Goal of the exercise => Report every line in the listing that contains the string "title".

Data supplied =>
==========

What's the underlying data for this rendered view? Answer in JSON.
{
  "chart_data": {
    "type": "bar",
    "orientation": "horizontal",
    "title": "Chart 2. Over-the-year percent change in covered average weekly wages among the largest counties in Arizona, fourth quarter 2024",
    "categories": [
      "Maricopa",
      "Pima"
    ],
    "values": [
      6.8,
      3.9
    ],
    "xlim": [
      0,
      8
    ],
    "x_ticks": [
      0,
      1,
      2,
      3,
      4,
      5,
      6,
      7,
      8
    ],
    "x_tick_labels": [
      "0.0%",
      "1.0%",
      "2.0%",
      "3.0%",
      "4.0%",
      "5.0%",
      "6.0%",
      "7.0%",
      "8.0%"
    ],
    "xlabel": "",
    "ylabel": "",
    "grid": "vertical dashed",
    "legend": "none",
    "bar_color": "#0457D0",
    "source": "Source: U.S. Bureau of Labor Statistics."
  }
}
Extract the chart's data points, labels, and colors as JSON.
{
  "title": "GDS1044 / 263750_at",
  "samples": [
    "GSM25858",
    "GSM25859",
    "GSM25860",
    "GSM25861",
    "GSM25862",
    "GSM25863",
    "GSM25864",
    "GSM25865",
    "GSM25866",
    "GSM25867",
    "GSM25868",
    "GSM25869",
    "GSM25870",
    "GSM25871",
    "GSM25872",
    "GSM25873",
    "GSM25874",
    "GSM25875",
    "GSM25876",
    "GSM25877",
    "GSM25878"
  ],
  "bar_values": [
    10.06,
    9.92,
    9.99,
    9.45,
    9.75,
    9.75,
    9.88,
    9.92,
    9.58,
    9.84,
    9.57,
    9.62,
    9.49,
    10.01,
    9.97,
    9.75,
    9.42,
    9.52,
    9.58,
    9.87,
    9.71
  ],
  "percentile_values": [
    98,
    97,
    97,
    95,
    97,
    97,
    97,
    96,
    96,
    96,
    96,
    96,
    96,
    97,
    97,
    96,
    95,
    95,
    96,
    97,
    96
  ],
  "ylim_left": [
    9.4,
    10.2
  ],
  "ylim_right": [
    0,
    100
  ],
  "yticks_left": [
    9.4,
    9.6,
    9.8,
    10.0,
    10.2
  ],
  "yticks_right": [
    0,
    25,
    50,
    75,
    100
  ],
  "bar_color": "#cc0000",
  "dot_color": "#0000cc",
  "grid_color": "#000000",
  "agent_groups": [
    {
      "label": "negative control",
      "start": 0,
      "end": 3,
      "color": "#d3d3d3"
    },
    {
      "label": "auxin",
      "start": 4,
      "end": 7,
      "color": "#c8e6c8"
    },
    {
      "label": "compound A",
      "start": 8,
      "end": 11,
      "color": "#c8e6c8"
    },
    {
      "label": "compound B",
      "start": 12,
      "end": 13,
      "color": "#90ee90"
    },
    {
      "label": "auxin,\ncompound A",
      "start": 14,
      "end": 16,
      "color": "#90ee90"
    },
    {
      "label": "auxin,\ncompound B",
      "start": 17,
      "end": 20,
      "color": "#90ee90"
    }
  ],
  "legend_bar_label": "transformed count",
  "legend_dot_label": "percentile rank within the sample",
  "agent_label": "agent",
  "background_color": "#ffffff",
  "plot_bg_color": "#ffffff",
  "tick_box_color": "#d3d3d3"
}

==========

Result of the task =>
    "title": "Chart 2. Over-the-year percent change in covered average weekly wages among the largest counties in Arizona, fourth quarter 2024",
  "title": "GDS1044 / 263750_at",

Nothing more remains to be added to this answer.